## Entries provided
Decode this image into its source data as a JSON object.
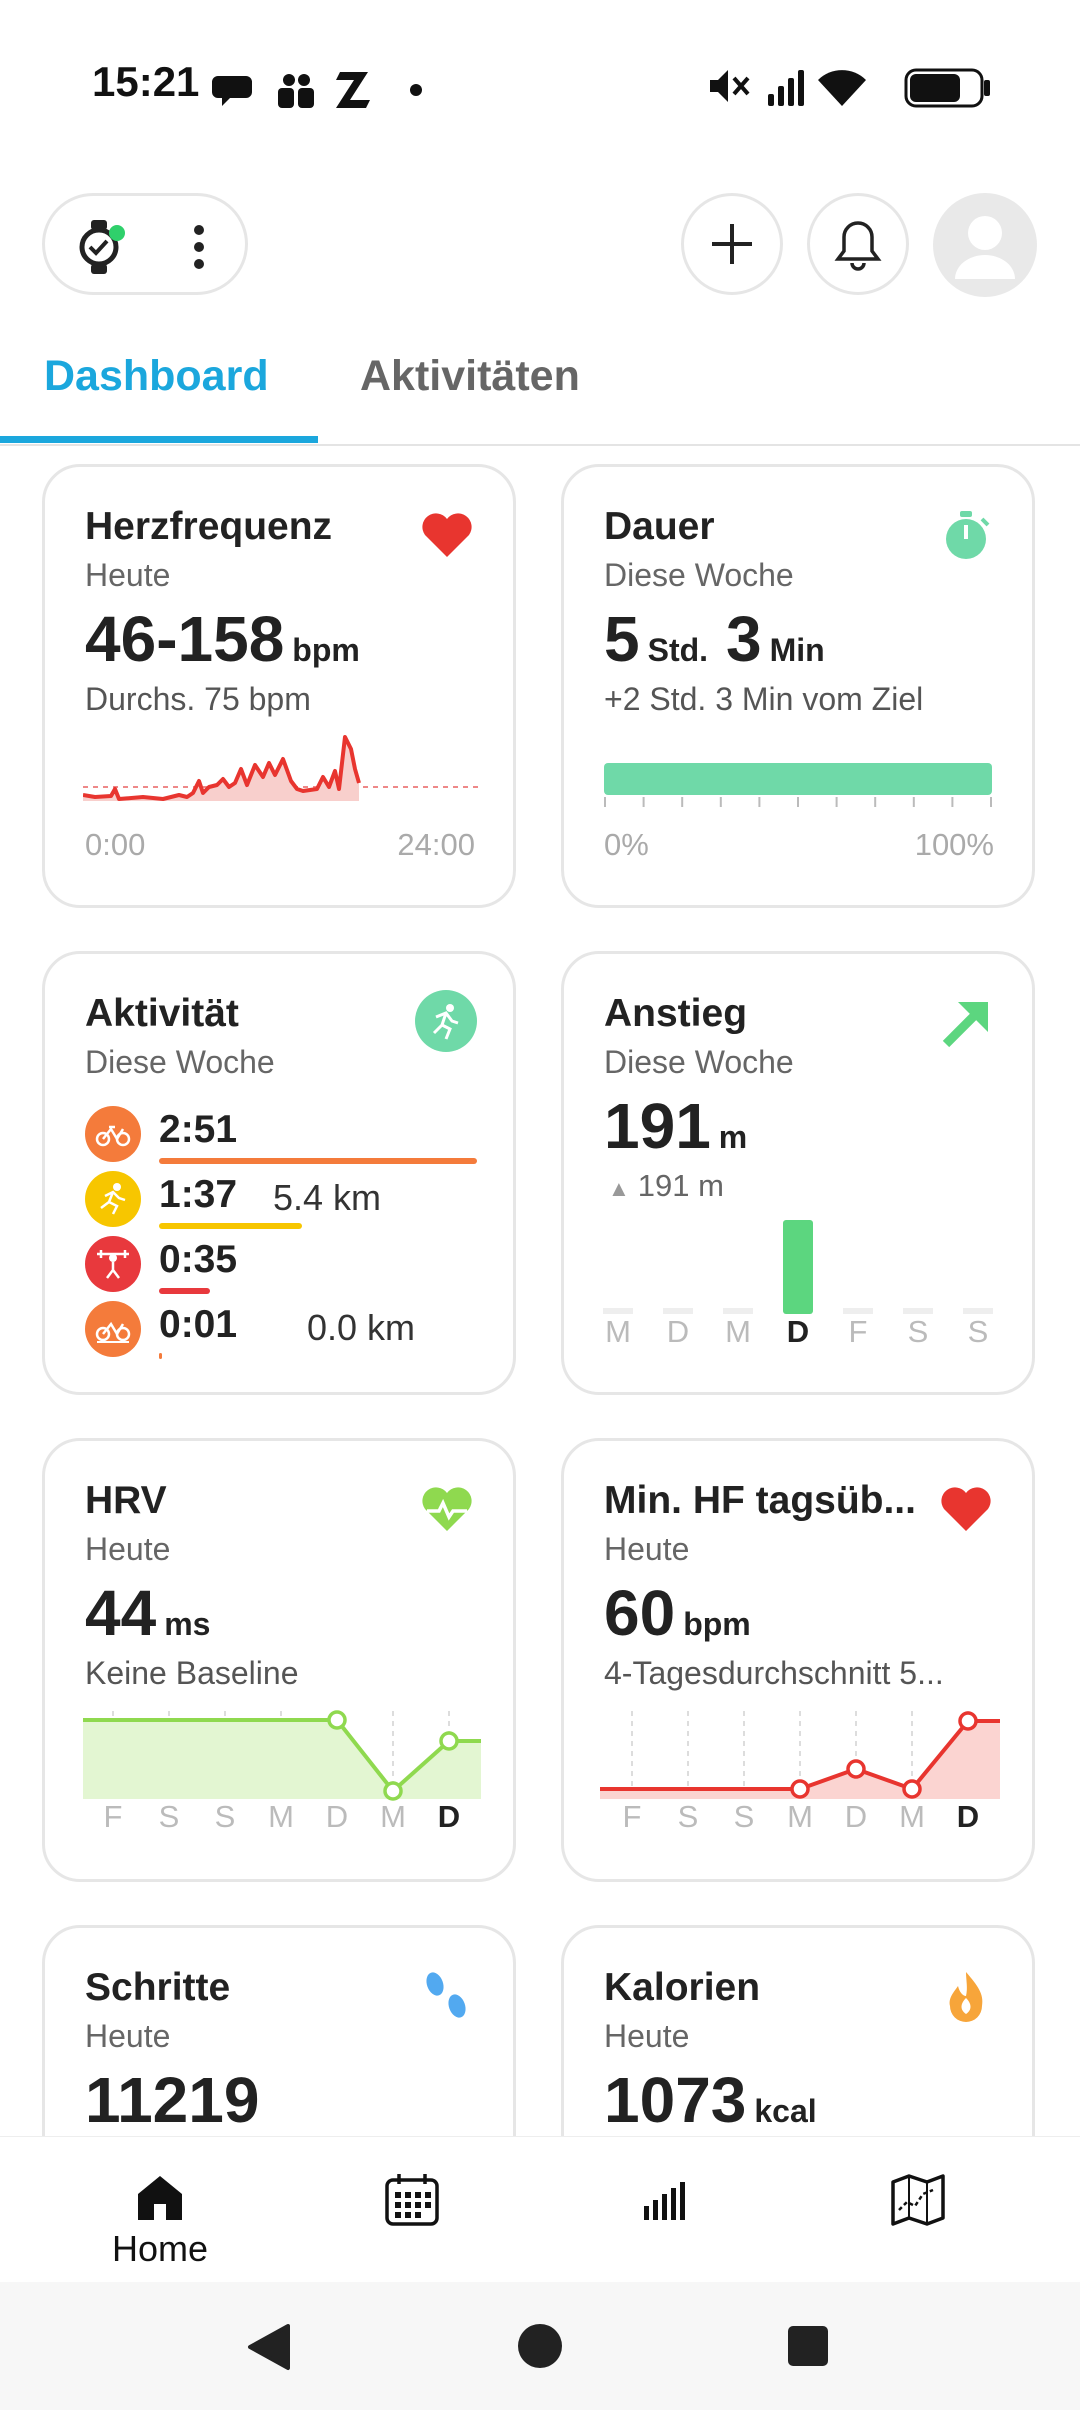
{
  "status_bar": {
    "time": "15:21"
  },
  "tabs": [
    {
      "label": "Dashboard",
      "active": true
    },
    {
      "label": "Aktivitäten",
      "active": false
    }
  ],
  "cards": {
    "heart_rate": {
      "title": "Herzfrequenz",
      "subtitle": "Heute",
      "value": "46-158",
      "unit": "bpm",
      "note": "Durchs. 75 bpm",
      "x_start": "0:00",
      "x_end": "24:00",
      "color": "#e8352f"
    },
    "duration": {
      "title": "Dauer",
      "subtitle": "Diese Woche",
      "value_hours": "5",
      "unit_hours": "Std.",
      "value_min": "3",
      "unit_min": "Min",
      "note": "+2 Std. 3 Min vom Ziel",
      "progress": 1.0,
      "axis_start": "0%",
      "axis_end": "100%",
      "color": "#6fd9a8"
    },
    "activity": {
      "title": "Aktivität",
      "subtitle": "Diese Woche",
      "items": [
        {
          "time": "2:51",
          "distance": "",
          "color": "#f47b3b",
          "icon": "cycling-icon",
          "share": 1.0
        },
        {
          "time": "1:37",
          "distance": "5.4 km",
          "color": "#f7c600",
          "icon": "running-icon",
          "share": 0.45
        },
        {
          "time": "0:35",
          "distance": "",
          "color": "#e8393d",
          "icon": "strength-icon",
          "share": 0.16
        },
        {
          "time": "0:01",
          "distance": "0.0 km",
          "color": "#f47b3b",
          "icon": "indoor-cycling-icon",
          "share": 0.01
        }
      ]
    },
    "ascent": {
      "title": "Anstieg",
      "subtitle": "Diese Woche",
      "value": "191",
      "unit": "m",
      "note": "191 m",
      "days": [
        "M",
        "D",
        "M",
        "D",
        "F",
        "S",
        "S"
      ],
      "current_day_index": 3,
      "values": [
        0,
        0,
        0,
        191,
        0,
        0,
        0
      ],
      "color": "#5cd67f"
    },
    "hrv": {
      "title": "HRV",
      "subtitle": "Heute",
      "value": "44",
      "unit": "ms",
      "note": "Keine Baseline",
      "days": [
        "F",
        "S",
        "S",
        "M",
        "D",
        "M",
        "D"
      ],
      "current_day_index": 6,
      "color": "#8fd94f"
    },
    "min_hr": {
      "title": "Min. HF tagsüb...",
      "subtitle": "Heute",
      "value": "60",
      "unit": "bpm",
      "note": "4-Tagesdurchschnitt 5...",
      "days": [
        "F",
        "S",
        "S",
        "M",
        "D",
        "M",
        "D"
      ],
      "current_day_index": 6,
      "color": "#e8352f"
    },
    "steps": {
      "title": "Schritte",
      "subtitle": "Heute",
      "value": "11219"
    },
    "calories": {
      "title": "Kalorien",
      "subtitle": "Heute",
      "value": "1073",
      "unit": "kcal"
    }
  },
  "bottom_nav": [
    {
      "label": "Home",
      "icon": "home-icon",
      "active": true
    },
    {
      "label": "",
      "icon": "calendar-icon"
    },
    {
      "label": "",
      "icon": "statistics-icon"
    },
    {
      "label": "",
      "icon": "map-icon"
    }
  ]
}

...

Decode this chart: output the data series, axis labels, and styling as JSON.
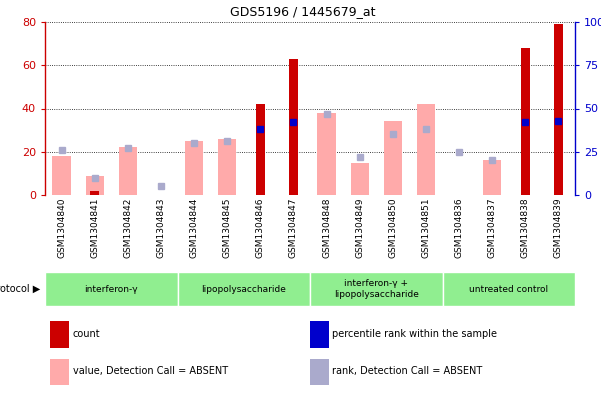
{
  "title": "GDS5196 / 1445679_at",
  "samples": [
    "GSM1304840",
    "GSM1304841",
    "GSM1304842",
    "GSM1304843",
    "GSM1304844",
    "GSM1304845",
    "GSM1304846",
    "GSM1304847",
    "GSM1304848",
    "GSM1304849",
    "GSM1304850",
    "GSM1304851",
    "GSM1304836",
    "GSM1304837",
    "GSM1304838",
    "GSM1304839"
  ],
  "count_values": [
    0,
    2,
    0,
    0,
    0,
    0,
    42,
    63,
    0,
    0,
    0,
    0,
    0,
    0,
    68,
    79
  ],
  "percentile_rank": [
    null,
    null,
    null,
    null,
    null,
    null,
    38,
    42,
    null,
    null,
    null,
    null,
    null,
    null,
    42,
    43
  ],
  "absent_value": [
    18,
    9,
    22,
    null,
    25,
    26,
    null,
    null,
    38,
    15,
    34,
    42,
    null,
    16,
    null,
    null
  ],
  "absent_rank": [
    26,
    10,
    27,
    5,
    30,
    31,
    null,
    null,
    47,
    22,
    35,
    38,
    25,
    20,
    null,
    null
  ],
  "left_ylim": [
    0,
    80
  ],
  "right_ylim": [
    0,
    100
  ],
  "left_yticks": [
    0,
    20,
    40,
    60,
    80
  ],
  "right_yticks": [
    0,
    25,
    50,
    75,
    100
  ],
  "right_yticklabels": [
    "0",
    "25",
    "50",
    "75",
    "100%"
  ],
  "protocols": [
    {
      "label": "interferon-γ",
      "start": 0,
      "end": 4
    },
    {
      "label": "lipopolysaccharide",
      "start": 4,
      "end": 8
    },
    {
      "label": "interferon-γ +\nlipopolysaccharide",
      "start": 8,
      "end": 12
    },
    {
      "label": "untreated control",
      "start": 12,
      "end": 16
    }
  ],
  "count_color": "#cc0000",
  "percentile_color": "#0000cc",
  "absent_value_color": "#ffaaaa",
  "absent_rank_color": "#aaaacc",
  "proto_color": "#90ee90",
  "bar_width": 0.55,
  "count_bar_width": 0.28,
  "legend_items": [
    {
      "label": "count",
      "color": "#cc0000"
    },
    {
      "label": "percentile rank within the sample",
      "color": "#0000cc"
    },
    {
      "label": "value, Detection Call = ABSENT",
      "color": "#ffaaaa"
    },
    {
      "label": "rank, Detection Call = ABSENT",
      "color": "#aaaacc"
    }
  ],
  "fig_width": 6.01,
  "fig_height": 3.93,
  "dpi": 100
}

## The problem
Determine the number of lines in the listing that hold the word "Detection", and supply that number and nothing further.

## Full response
2